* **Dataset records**
**********
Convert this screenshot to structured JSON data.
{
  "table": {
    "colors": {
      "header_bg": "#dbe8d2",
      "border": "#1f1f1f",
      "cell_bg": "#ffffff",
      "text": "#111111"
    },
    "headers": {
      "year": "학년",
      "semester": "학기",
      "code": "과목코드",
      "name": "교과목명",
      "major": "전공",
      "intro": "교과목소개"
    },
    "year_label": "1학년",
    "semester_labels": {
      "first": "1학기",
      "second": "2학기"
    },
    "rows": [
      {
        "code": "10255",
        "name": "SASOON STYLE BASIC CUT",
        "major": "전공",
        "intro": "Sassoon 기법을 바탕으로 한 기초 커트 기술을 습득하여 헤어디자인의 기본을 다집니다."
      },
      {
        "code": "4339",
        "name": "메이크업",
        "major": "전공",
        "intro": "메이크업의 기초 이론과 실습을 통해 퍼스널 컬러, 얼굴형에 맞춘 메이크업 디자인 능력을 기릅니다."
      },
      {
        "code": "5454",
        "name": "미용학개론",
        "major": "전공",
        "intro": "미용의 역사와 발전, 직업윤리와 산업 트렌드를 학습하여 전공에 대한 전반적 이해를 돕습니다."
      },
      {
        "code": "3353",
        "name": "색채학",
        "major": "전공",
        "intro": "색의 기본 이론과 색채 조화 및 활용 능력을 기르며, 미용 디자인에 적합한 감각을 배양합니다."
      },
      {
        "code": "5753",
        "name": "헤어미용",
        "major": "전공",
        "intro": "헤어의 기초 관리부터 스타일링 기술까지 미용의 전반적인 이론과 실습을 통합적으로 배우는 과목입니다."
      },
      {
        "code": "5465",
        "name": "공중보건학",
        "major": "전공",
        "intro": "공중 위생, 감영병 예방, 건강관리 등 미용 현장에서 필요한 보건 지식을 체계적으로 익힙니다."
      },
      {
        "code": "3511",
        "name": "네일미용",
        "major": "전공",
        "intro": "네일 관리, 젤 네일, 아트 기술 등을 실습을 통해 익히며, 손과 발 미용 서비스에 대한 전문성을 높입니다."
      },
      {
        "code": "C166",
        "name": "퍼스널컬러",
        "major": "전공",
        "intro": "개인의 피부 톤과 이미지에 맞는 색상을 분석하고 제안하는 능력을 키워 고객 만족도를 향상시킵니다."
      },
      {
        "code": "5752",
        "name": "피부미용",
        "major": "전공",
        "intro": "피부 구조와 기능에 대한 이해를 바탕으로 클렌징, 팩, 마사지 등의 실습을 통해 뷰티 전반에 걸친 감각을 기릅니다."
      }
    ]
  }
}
**********
* **INSTRUCTIONS FOR THE TASK**
Write out every line of the records exactly.

* **OUTPUT FOR THIS TASK**
Convert this screenshot to structured JSON data.
{
  "table": {
    "colors": {
      "header_bg": "#dbe8d2",
      "border": "#1f1f1f",
      "cell_bg": "#ffffff",
      "text": "#111111"
    },
    "headers": {
      "year": "학년",
      "semester": "학기",
      "code": "과목코드",
      "name": "교과목명",
      "major": "전공",
      "intro": "교과목소개"
    },
    "year_label": "1학년",
    "semester_labels": {
      "first": "1학기",
      "second": "2학기"
    },
    "rows": [
      {
        "code": "10255",
        "name": "SASOON STYLE BASIC CUT",
        "major": "전공",
        "intro": "Sassoon 기법을 바탕으로 한 기초 커트 기술을 습득하여 헤어디자인의 기본을 다집니다."
      },
      {
        "code": "4339",
        "name": "메이크업",
        "major": "전공",
        "intro": "메이크업의 기초 이론과 실습을 통해 퍼스널 컬러, 얼굴형에 맞춘 메이크업 디자인 능력을 기릅니다."
      },
      {
        "code": "5454",
        "name": "미용학개론",
        "major": "전공",
        "intro": "미용의 역사와 발전, 직업윤리와 산업 트렌드를 학습하여 전공에 대한 전반적 이해를 돕습니다."
      },
      {
        "code": "3353",
        "name": "색채학",
        "major": "전공",
        "intro": "색의 기본 이론과 색채 조화 및 활용 능력을 기르며, 미용 디자인에 적합한 감각을 배양합니다."
      },
      {
        "code": "5753",
        "name": "헤어미용",
        "major": "전공",
        "intro": "헤어의 기초 관리부터 스타일링 기술까지 미용의 전반적인 이론과 실습을 통합적으로 배우는 과목입니다."
      },
      {
        "code": "5465",
        "name": "공중보건학",
        "major": "전공",
        "intro": "공중 위생, 감영병 예방, 건강관리 등 미용 현장에서 필요한 보건 지식을 체계적으로 익힙니다."
      },
      {
        "code": "3511",
        "name": "네일미용",
        "major": "전공",
        "intro": "네일 관리, 젤 네일, 아트 기술 등을 실습을 통해 익히며, 손과 발 미용 서비스에 대한 전문성을 높입니다."
      },
      {
        "code": "C166",
        "name": "퍼스널컬러",
        "major": "전공",
        "intro": "개인의 피부 톤과 이미지에 맞는 색상을 분석하고 제안하는 능력을 키워 고객 만족도를 향상시킵니다."
      },
      {
        "code": "5752",
        "name": "피부미용",
        "major": "전공",
        "intro": "피부 구조와 기능에 대한 이해를 바탕으로 클렌징, 팩, 마사지 등의 실습을 통해 뷰티 전반에 걸친 감각을 기릅니다."
      }
    ]
  }
}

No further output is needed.